Minor Issue - procedural, no safety impact

Deficiency F0555 (Tag F0555)

Minor procedural issue · This affected multiple residents

Read full inspector narrative →

Based on surveyor observation, review of the clinical record, and staff and family interviews, it was determined that the facility staff failed to provide the resident/ responsible party easy access to the attending physician's contact information. This finding was evident for 1 of 37 residents selected for review during the survey. (#33) The findings include: On 08-15-18 at 12:44 PM, a telephone interview with resident #33's family member revealed an inability for the resident and/or family to contact the attending physician for questions without involving facility staff. On 08-15-18 at 02:48 PM interview with the director of nursing revealed a procedure which requires the resident or family to notify facility staff of their request to speak with the physician, then the facility staff informs the physician of the request. The director of nursing confirmed this procedure was followed for the request made by resident #33's family member. On 08-15-18 at 3:00 PM, surveyor observation of resident #33's room revealed no evidence of the attending physician's name, address and telephone number readily accessible to the resident and/or responsible party to allow the resident or responsible party to contact the attending physicians office without facility staff intervention.

MINOR (B)

Minor Issue - procedural, no safety impact

Assessment Accuracy (Tag F0641)

Minor procedural issue · This affected multiple residents

Read full inspector narrative →

**NOTE- TERMS IN BRACKETS HAVE BEEN EDITED TO PROTECT CONFIDENTIALITY** Based on surveyor review of the closed record and interview of the facility staff, it was determined that the facility staff failed to code the Minimum Data Set (MDS) assessments accurately. The MDS is an assessment tool to reflect an individual's physical and functional status. This finding was evident for 1 of 37 residents selected for review (#320). The findings include: On 08-16-18, surveyor review of the closed record revealed resident #320 was sent to a hospital on [DATE] because of altered mental status. In the same evening, the facility staff called the hospital and was informed that resident #320 had expired. However, review of an MDS assessment, which was signed on 05-14-18 (2 days after resident #320 expired), revealed resident #320 was coded to be discharged - return anticipated. On 08-13-18, the MDS coordinator signed off that resident #320 was discharged - return anticipated. On 08-16-18 at 2:40 PM, interview of the MDS coordinator revealed resident #320 was expected to return to the facility when he/she was sent out to the hospital on [DATE]. However, no return was expected on 05-14-18 and 08-13-18 when the two MDS assessments were completed. The interview revealed that the MDS was completed in August to correct an error on the May MDS. Resident #320 should be coded for discharge - return not anticipated when the MDS assessments were signed off on 05-14-18 and 08-13-18. On 08-16-18 at 6:30 PM, interview of the Director of Nursing revealed no additional information.

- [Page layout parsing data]
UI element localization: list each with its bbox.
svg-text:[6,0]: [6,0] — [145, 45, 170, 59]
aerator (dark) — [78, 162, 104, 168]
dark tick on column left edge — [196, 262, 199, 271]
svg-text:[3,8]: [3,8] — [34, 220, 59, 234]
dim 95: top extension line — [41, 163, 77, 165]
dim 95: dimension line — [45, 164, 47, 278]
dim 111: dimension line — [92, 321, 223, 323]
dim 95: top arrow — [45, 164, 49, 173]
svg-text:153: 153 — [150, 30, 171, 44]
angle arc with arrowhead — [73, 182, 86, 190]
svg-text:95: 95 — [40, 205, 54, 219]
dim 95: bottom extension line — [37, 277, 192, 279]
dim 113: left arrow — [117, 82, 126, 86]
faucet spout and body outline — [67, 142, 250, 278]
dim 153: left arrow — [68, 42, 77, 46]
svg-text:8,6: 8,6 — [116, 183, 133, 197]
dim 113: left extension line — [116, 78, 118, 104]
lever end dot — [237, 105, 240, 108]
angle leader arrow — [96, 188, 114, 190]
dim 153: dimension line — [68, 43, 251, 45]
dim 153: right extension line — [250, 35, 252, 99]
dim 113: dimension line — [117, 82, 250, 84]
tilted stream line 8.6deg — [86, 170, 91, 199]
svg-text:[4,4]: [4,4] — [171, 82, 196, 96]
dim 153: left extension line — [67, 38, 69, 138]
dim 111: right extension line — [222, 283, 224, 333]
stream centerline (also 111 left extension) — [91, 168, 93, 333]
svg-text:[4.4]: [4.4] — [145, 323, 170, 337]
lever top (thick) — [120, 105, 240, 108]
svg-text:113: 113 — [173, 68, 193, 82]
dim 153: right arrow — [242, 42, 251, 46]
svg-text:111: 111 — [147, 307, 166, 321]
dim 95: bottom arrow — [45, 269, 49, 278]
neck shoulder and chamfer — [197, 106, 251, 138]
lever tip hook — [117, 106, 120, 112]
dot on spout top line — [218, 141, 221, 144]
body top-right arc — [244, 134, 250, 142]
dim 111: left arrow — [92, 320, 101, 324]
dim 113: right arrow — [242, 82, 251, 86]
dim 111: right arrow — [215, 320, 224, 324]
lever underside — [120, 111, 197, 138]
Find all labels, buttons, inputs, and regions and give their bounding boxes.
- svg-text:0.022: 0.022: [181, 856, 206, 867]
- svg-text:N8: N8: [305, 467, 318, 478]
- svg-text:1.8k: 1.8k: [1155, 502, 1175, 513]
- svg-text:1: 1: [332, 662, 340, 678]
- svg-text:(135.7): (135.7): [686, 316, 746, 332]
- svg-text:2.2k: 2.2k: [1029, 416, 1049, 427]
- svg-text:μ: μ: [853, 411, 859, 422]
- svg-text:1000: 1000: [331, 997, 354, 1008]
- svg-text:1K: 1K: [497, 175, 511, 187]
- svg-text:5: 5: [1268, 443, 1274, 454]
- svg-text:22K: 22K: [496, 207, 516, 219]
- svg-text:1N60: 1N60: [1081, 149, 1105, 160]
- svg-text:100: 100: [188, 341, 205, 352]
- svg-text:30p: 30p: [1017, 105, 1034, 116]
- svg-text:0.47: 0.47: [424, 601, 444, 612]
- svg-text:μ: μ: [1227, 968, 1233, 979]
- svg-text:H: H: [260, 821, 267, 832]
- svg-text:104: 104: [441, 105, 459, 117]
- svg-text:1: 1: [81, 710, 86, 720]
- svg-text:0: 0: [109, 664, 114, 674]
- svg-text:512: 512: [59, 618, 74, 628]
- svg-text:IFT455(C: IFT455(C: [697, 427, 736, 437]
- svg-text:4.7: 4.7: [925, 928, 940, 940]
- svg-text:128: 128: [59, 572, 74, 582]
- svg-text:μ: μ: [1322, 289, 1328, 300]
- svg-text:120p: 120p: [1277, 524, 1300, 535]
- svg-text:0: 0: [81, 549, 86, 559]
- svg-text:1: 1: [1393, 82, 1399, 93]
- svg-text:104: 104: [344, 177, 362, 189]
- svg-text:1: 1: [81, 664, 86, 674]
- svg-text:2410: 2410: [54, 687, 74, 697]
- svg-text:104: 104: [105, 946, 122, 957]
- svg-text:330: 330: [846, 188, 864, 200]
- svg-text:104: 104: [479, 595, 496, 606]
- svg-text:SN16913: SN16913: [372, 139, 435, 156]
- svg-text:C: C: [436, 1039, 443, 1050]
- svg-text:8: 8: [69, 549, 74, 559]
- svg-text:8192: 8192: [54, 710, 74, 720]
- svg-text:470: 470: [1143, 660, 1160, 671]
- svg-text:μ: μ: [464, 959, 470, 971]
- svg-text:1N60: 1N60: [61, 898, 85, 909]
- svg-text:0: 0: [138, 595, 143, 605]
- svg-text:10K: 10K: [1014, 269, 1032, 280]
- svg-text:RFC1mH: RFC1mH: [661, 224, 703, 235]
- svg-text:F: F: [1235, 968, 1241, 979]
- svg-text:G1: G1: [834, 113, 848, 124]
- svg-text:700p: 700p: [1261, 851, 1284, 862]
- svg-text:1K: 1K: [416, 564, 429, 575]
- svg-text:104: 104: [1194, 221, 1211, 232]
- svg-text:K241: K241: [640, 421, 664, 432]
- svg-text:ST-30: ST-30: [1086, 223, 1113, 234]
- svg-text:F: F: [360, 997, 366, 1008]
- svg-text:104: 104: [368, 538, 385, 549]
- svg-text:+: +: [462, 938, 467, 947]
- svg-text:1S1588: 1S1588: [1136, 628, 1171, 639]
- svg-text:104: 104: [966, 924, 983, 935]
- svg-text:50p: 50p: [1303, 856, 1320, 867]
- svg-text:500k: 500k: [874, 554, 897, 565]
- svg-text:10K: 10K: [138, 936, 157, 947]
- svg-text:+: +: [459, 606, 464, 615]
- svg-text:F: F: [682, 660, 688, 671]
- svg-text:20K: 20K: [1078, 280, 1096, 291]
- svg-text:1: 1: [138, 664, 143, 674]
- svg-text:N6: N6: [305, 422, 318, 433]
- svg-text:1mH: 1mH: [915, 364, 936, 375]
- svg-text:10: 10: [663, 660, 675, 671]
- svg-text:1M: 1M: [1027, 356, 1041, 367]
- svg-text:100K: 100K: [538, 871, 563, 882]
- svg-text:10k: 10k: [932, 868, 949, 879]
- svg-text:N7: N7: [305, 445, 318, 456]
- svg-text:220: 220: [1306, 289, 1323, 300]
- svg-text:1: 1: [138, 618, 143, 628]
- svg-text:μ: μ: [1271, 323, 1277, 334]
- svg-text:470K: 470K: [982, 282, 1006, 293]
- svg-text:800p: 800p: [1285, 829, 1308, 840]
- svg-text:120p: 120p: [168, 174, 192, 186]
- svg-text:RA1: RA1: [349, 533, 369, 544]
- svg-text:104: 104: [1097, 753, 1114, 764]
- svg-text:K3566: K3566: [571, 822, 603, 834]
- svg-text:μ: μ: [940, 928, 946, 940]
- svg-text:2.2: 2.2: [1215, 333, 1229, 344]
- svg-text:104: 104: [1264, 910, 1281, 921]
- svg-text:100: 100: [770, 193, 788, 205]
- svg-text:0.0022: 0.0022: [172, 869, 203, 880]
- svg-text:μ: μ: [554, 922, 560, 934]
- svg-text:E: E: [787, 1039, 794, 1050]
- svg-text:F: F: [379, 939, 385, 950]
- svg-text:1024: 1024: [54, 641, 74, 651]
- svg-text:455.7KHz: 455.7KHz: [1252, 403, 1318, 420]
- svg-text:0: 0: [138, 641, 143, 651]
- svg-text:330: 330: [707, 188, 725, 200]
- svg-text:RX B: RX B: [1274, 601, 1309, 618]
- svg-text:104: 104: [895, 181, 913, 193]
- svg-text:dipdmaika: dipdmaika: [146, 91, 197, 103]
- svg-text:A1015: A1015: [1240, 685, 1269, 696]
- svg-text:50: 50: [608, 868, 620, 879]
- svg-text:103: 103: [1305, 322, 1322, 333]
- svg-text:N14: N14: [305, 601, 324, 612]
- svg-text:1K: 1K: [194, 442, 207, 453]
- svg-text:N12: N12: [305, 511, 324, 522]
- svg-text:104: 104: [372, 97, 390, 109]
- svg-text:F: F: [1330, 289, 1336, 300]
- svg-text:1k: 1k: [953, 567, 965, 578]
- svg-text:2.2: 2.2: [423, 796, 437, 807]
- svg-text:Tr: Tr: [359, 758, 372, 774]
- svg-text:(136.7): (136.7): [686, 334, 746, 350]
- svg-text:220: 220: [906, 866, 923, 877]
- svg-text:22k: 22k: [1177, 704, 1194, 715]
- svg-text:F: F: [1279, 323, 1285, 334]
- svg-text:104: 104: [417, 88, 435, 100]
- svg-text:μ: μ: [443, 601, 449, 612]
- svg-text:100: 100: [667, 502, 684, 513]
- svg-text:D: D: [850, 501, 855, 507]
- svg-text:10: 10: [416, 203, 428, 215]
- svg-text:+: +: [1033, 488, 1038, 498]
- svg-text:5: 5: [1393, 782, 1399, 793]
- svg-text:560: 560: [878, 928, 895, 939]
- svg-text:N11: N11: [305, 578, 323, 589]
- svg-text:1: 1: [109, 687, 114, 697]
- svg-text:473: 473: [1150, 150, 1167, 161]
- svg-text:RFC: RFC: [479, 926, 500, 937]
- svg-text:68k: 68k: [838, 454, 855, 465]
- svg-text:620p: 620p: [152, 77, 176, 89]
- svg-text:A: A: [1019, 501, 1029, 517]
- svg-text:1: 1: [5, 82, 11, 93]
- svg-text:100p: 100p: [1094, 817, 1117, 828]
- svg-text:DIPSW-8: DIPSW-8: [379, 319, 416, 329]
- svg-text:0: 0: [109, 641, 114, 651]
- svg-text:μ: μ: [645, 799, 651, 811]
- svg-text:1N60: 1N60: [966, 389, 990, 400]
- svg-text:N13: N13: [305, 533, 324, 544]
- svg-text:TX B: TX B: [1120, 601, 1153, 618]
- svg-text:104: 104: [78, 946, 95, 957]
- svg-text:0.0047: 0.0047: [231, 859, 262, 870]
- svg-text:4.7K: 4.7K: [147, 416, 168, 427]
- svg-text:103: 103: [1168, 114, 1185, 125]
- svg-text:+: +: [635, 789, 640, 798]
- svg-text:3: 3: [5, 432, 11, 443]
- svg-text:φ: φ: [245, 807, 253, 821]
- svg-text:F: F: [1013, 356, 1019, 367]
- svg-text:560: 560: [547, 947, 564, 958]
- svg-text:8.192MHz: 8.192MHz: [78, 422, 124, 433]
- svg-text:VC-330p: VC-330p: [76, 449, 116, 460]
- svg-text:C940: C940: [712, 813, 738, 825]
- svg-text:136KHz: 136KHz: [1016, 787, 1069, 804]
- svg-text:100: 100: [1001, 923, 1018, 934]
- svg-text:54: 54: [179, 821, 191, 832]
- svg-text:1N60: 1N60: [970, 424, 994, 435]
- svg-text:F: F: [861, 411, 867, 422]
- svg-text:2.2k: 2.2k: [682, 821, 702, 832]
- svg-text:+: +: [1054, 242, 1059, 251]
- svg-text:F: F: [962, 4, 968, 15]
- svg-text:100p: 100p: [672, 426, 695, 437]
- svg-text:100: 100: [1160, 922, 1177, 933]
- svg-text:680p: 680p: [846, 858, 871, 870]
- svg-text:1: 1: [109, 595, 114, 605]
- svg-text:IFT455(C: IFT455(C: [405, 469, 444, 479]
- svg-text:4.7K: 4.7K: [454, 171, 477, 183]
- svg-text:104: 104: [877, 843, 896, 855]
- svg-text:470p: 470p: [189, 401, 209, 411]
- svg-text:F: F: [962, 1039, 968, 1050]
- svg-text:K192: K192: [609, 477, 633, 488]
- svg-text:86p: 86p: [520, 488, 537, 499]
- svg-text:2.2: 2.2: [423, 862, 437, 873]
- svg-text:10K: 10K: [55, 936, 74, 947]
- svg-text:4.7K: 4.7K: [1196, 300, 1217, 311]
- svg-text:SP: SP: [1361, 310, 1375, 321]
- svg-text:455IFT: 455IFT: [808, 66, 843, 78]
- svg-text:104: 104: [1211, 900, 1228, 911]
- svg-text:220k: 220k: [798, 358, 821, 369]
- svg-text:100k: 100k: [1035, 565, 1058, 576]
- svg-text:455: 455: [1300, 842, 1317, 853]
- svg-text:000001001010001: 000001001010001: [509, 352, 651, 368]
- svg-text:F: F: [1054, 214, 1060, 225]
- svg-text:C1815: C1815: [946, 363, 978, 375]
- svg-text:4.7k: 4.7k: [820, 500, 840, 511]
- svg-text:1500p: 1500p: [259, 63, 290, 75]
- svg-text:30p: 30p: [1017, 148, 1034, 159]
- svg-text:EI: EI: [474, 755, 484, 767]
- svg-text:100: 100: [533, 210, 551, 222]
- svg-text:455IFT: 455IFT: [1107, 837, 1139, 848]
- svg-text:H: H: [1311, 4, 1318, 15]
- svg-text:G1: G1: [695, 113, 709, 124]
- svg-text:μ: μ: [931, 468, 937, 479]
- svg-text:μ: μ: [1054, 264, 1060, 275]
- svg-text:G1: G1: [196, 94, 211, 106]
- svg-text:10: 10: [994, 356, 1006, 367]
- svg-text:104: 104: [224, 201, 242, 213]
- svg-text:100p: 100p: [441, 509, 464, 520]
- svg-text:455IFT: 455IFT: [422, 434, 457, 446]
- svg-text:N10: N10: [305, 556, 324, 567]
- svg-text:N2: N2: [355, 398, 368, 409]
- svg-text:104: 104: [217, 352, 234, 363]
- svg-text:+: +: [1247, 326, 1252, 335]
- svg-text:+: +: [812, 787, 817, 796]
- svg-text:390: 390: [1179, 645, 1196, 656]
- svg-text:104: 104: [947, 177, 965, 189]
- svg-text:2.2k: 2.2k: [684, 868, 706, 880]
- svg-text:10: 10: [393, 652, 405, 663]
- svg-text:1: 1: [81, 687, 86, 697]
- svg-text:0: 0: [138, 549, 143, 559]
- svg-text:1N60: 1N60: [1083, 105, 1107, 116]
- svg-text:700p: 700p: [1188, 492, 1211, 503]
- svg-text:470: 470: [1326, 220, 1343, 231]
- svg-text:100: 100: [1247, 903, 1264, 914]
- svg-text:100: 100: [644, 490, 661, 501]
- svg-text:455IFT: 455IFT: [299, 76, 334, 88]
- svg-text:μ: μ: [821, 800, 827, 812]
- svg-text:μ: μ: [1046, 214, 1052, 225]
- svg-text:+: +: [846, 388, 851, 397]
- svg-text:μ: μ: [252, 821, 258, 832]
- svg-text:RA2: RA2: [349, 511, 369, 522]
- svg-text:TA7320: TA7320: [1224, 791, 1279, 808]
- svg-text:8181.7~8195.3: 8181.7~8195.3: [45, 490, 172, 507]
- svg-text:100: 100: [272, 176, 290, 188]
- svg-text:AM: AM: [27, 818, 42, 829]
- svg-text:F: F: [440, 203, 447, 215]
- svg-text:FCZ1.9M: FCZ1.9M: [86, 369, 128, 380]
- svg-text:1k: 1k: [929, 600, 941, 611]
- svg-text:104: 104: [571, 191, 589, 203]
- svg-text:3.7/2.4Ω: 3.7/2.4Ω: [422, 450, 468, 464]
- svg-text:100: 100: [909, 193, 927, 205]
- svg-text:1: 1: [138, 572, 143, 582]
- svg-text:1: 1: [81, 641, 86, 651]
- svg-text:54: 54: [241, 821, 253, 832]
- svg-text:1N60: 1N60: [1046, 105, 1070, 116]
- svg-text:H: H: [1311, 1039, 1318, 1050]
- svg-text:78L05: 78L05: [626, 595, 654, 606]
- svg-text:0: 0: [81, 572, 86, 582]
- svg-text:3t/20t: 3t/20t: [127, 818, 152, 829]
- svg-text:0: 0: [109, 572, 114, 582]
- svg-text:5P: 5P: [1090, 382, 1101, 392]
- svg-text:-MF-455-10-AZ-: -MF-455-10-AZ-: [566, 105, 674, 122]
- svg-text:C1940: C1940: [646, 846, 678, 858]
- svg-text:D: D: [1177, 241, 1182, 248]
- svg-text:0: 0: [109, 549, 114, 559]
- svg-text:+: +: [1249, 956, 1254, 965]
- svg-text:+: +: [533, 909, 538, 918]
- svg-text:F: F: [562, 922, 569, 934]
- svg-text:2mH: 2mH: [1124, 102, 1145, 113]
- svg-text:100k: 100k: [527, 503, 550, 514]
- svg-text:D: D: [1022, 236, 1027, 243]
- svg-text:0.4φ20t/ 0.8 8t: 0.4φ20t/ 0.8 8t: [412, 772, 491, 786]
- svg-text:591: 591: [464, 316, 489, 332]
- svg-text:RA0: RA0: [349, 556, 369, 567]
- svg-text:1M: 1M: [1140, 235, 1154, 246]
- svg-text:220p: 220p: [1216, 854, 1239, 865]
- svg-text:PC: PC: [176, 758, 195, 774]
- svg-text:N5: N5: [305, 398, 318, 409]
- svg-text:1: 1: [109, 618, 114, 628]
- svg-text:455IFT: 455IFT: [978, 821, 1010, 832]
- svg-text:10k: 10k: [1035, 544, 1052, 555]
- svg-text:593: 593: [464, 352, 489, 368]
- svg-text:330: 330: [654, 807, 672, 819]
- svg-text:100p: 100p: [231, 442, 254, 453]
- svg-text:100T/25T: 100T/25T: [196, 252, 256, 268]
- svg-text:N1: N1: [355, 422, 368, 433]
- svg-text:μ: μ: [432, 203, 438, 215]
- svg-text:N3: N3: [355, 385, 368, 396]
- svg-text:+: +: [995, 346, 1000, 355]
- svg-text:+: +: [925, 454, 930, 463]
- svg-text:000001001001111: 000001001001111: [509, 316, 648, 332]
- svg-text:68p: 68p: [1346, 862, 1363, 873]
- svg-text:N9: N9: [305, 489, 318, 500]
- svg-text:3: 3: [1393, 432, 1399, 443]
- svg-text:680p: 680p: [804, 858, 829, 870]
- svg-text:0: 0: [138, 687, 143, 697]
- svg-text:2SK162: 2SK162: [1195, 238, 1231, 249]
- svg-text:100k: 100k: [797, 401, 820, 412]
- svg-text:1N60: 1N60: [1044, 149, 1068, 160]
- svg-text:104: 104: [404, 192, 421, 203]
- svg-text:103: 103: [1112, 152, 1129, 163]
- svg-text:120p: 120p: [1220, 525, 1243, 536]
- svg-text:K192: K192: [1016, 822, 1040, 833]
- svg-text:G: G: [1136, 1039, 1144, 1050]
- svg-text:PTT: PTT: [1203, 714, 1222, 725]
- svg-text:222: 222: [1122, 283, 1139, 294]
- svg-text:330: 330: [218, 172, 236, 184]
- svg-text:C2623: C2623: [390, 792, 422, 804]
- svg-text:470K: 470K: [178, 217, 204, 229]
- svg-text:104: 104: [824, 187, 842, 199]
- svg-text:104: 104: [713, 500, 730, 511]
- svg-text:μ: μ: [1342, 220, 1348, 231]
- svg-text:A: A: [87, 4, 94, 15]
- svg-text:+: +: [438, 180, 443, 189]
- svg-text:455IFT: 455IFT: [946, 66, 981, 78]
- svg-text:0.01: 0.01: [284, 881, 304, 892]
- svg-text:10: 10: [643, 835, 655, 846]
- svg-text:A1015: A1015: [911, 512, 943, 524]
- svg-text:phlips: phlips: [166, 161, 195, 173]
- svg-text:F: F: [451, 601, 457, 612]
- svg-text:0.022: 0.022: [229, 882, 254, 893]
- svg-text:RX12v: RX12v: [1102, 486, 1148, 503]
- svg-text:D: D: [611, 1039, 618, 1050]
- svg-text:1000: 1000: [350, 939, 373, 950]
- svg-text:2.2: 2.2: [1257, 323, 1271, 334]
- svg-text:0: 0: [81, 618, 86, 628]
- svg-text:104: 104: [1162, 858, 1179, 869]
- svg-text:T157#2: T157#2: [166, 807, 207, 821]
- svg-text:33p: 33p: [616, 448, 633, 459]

- [WORK INSTRUCTION A] List every clock time given in the facility inspection findings, in the order they appear.
- [WORK INSTRUCTION B] Write the next part of the facility inspection findings, picking up after the last sentence.

- [WRITTEN REPLY A] 12:44 PM, 02:48 PM, 3:00 PM, 2:40 PM, 6:30 PM

- [WRITTEN REPLY B]
MINOR (B)

Minor Issue - procedural, no safety impact

Food Safety (Tag F0812)

Minor procedural issue · This affected multiple residents

Read full inspector narrative →

Based on surveyor observations and staff interviews, it was determined that the facility staff failed to store, prepare, and serve food under sanitary conditions. This finding was evident in the facility's kitchen during the surveyor's initial tour. The findings include: On 08-13-18 at 08:45 AM, surveyor tour of the kitchen revealed the following: A. Rotting, mold covered strawberries in a metal tray with other non spoiled vegetables, uncovered and unlabeled, middle shelf of walk-in refrigerator. B. 2% milk containers tested at 46.4F having been returned unopened after out for breakfast circulation; middle shelf walk-in refrigerator. C. Stacks of pre-cooked French toast, in an opened box, uncovered, unlabeled; discovered on middle shelf of walk-in freezer. D. Frozen corn-on-the-cobs in a opened box with freezer burn, uncovered, unlabeled; discovered on middle shelf of walk-in freezer. E. Frozen, pre-cooked hamburger patties in an opened box, uncovered, unlabeled; discovered on lowest shelf in walk-in freezer. F. Frozen, turkey links, in an opened box, uncovered, unlabeled; discovered on lowest shelf of walk-in freezer. G. Frozen hamburger meat, in an opened box, uncovered, unlabeled; discovered on lowest shelf of walk-in freezer. H. Dust and peeling paint found on ceiling pipes adjacent to drying rack for kitchen utensils. On 08-13-18 at 8:50AM, surveyor interview with the Dietary Manager revealed no further information.

MINOR (B)

Minor Issue - procedural, no safety impact

Garbage Disposal (Tag F0814)

Minor procedural issue · This affected multiple residents

Read full inspector narrative →

Based on surveyor observations and staff interviews, it was determined that the facility staff failed to dispose of garbage and refuse properly. This finding was identified during the surveyor's initial tour in the garbage area. The findings include: On 08-13-18 at 08:45 AM, surveyor tour of the garbage area revealed the following: Recycling dumpster containers filled with recycling paper and plastic, were sorted and stored for county collection in separate bins. However the dumpster was overfilled with cardboard; the lid was not able to shut. On 08-13-18 at 8:50AM, surveyor interview with the Dietary Manager revealed no further information.

MINOR (B)

Minor Issue - procedural, no safety impact

Medical Records (Tag F0842)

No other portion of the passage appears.